Data section:
━━━━━━━━━━━━━━━━

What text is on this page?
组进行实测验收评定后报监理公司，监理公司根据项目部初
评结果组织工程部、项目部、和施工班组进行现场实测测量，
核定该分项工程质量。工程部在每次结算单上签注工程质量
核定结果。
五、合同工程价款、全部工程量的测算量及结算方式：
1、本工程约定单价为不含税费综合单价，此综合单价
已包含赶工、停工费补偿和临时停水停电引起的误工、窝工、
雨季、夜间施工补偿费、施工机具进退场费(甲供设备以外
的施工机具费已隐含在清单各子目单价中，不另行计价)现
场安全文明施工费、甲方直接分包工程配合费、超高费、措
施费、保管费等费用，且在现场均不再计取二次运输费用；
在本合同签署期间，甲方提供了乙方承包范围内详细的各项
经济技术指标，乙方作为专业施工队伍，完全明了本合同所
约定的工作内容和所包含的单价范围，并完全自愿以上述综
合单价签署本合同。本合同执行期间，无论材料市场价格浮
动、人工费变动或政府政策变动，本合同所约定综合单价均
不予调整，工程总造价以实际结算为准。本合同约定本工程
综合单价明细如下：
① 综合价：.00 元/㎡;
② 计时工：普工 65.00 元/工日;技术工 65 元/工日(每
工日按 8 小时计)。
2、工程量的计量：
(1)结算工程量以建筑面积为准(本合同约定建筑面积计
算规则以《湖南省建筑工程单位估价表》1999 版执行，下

━━━━━━━━━━━━━━━━

Exercise requirements:
Copy all the lines, exactly.

Task answer:
What text is on this page?
组进行实测验收评定后报监理公司，监理公司根据项目部初
评结果组织工程部、项目部、和施工班组进行现场实测测量，
核定该分项工程质量。工程部在每次结算单上签注工程质量
核定结果。
五、合同工程价款、全部工程量的测算量及结算方式：
1、本工程约定单价为不含税费综合单价，此综合单价
已包含赶工、停工费补偿和临时停水停电引起的误工、窝工、
雨季、夜间施工补偿费、施工机具进退场费(甲供设备以外
的施工机具费已隐含在清单各子目单价中，不另行计价)现
场安全文明施工费、甲方直接分包工程配合费、超高费、措
施费、保管费等费用，且在现场均不再计取二次运输费用；
在本合同签署期间，甲方提供了乙方承包范围内详细的各项
经济技术指标，乙方作为专业施工队伍，完全明了本合同所
约定的工作内容和所包含的单价范围，并完全自愿以上述综
合单价签署本合同。本合同执行期间，无论材料市场价格浮
动、人工费变动或政府政策变动，本合同所约定综合单价均
不予调整，工程总造价以实际结算为准。本合同约定本工程
综合单价明细如下：
① 综合价：.00 元/㎡;
② 计时工：普工 65.00 元/工日;技术工 65 元/工日(每
工日按 8 小时计)。
2、工程量的计量：
(1)结算工程量以建筑面积为准(本合同约定建筑面积计
算规则以《湖南省建筑工程单位估价表》1999 版执行，下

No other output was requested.